──────── MATERIAL TO PROCESS ────────
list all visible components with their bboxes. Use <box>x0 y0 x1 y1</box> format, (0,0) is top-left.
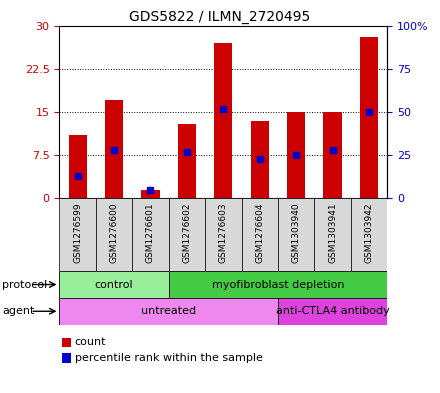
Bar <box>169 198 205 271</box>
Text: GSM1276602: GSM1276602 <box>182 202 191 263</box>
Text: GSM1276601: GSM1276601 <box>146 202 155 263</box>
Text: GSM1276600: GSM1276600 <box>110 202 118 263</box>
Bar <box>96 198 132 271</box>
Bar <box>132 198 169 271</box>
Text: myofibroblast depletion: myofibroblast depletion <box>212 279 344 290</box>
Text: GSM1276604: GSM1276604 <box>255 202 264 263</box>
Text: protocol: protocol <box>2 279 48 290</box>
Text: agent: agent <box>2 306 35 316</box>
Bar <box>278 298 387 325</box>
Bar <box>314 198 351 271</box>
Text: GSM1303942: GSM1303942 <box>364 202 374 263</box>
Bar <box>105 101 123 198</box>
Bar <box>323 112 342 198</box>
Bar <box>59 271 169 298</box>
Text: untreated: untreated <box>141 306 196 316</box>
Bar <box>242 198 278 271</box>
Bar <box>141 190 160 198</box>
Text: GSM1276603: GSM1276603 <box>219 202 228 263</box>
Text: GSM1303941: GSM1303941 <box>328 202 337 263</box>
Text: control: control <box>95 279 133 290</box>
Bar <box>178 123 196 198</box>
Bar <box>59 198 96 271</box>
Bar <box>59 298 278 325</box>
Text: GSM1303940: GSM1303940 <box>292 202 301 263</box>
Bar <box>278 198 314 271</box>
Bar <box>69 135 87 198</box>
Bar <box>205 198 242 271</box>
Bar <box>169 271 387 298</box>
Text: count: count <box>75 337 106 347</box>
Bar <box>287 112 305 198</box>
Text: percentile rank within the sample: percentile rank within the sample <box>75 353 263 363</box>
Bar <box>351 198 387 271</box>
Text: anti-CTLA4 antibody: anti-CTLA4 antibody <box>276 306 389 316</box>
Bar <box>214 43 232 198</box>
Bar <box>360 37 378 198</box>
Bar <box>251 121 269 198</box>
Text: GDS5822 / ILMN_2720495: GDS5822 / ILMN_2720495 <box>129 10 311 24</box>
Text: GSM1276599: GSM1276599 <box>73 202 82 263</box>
────────
__TASK REQUIREMENTS__
What's needed is an exact retyping of the records, pictures excluded.

__ANSWER BOX__
list all visible components with their bboxes. Use <box>x0 y0 x1 y1</box> format, (0,0) is top-left.
Bar <box>169 198 205 271</box>
Text: GSM1276602: GSM1276602 <box>182 202 191 263</box>
Text: GSM1276601: GSM1276601 <box>146 202 155 263</box>
Text: GSM1276600: GSM1276600 <box>110 202 118 263</box>
Bar <box>96 198 132 271</box>
Bar <box>132 198 169 271</box>
Text: myofibroblast depletion: myofibroblast depletion <box>212 279 344 290</box>
Text: GSM1276604: GSM1276604 <box>255 202 264 263</box>
Text: protocol: protocol <box>2 279 48 290</box>
Text: agent: agent <box>2 306 35 316</box>
Bar <box>278 298 387 325</box>
Bar <box>314 198 351 271</box>
Text: GSM1303942: GSM1303942 <box>364 202 374 263</box>
Bar <box>105 101 123 198</box>
Bar <box>323 112 342 198</box>
Bar <box>59 271 169 298</box>
Text: untreated: untreated <box>141 306 196 316</box>
Bar <box>242 198 278 271</box>
Bar <box>141 190 160 198</box>
Text: GSM1276603: GSM1276603 <box>219 202 228 263</box>
Text: GSM1303941: GSM1303941 <box>328 202 337 263</box>
Text: control: control <box>95 279 133 290</box>
Bar <box>178 123 196 198</box>
Bar <box>59 198 96 271</box>
Bar <box>59 298 278 325</box>
Text: GSM1303940: GSM1303940 <box>292 202 301 263</box>
Bar <box>278 198 314 271</box>
Bar <box>69 135 87 198</box>
Bar <box>205 198 242 271</box>
Bar <box>169 271 387 298</box>
Text: count: count <box>75 337 106 347</box>
Bar <box>287 112 305 198</box>
Text: percentile rank within the sample: percentile rank within the sample <box>75 353 263 363</box>
Bar <box>351 198 387 271</box>
Text: anti-CTLA4 antibody: anti-CTLA4 antibody <box>276 306 389 316</box>
Bar <box>214 43 232 198</box>
Bar <box>360 37 378 198</box>
Bar <box>251 121 269 198</box>
Text: GDS5822 / ILMN_2720495: GDS5822 / ILMN_2720495 <box>129 10 311 24</box>
Text: GSM1276599: GSM1276599 <box>73 202 82 263</box>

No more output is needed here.